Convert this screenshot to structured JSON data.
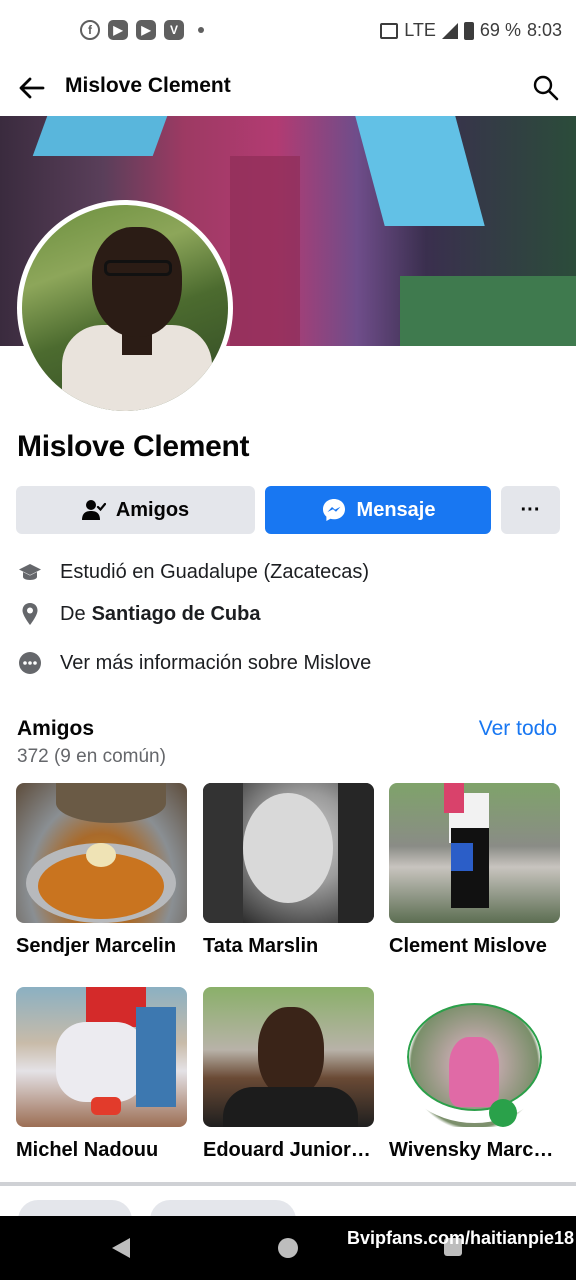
{
  "status_bar": {
    "app_icons": [
      "facebook-icon",
      "youtube-icon",
      "youtube-icon",
      "vpn-icon"
    ],
    "network": "LTE",
    "battery": "69 %",
    "time": "8:03"
  },
  "header": {
    "title": "Mislove Clement"
  },
  "profile": {
    "name": "Mislove Clement"
  },
  "actions": {
    "friends_label": "Amigos",
    "message_label": "Mensaje",
    "more_label": "···"
  },
  "info": {
    "studied": "Estudió en Guadalupe (Zacatecas)",
    "from_prefix": "De",
    "from_place": "Santiago de Cuba",
    "more_info": "Ver más información sobre Mislove"
  },
  "friends": {
    "title": "Amigos",
    "count": "372 (9 en común)",
    "see_all": "Ver todo",
    "items": [
      {
        "name": "Sendjer Marcelin"
      },
      {
        "name": "Tata Marslin"
      },
      {
        "name": "Clement Mislove"
      },
      {
        "name": "Michel Nadouu"
      },
      {
        "name": "Edouard Junior…"
      },
      {
        "name": "Wivensky Marc…"
      }
    ]
  },
  "watermark": "Bvipfans.com/haitianpie18",
  "colors": {
    "primary": "#1877f2",
    "button_gray": "#e4e6eb",
    "secondary_text": "#65676b"
  }
}
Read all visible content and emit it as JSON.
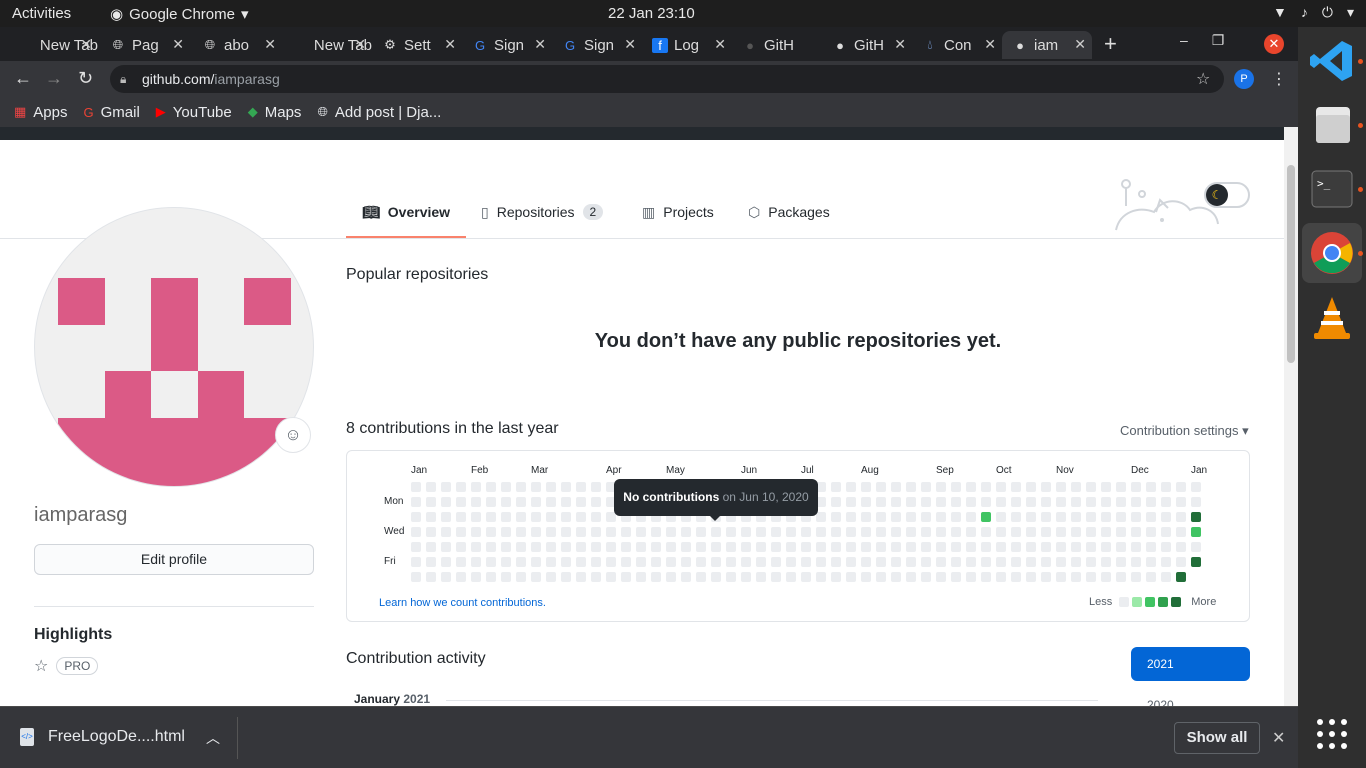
{
  "topbar": {
    "activities": "Activities",
    "app": "Google Chrome",
    "clock": "22 Jan  23:10"
  },
  "tabs": [
    {
      "label": "New Tab",
      "icon": "blank-icon"
    },
    {
      "label": "Pag",
      "icon": "globe-icon"
    },
    {
      "label": "abo",
      "icon": "globe-icon"
    },
    {
      "label": "New Tab",
      "icon": "blank-icon"
    },
    {
      "label": "Sett",
      "icon": "gear-icon"
    },
    {
      "label": "Sign",
      "icon": "google-icon"
    },
    {
      "label": "Sign",
      "icon": "google-icon"
    },
    {
      "label": "Log",
      "icon": "facebook-icon"
    },
    {
      "label": "GitH",
      "icon": "github-icon"
    },
    {
      "label": "GitH",
      "icon": "github-icon"
    },
    {
      "label": "Con",
      "icon": "drop-icon"
    },
    {
      "label": "iam",
      "icon": "github-icon"
    }
  ],
  "toolbar": {
    "url_host": "github.com/",
    "url_path": "iamparasg",
    "profile_initial": "P"
  },
  "bookmarks": [
    {
      "label": "Apps",
      "icon": "apps-grid-icon"
    },
    {
      "label": "Gmail",
      "icon": "google-icon"
    },
    {
      "label": "YouTube",
      "icon": "youtube-icon"
    },
    {
      "label": "Maps",
      "icon": "maps-icon"
    },
    {
      "label": "Add post | Dja...",
      "icon": "globe-icon"
    }
  ],
  "nav": {
    "overview": "Overview",
    "repositories": "Repositories",
    "repositories_count": "2",
    "projects": "Projects",
    "packages": "Packages"
  },
  "profile": {
    "username": "iamparasg",
    "edit_profile": "Edit profile",
    "highlights": "Highlights",
    "pro_badge": "PRO",
    "avatar_color": "#db5a86"
  },
  "main": {
    "popular_title": "Popular repositories",
    "no_repos": "You don’t have any public repositories yet.",
    "contrib_count_text": "8 contributions in the last year",
    "contrib_settings": "Contribution settings ▾",
    "learn_link": "Learn how we count contributions.",
    "legend_less": "Less",
    "legend_more": "More",
    "activity_title": "Contribution activity",
    "year_selected": "2021",
    "year_other": "2020",
    "month_heading": "January",
    "month_year": "2021"
  },
  "graph": {
    "months": [
      "Jan",
      "Feb",
      "Mar",
      "Apr",
      "May",
      "Jun",
      "Jul",
      "Aug",
      "Sep",
      "Oct",
      "Nov",
      "Dec",
      "Jan"
    ],
    "days": [
      "Mon",
      "Wed",
      "Fri"
    ],
    "weeks": 53,
    "levels": [
      "#ebedf0",
      "#9be9a8",
      "#40c463",
      "#30a14e",
      "#216e39"
    ],
    "active_cells": [
      {
        "week": 38,
        "day": 2,
        "level": 2
      },
      {
        "week": 52,
        "day": 2,
        "level": 4
      },
      {
        "week": 52,
        "day": 3,
        "level": 2
      },
      {
        "week": 52,
        "day": 5,
        "level": 4
      },
      {
        "week": 51,
        "day": 6,
        "level": 4
      }
    ]
  },
  "tooltip": {
    "bold": "No contributions",
    "rest": " on Jun 10, 2020"
  },
  "download": {
    "filename": "FreeLogoDe....html",
    "show_all": "Show all"
  }
}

##############################

- **Task to complete**
Count how many lines above contain the word "Clement". Reply with the number alone.

- **Complete response**
3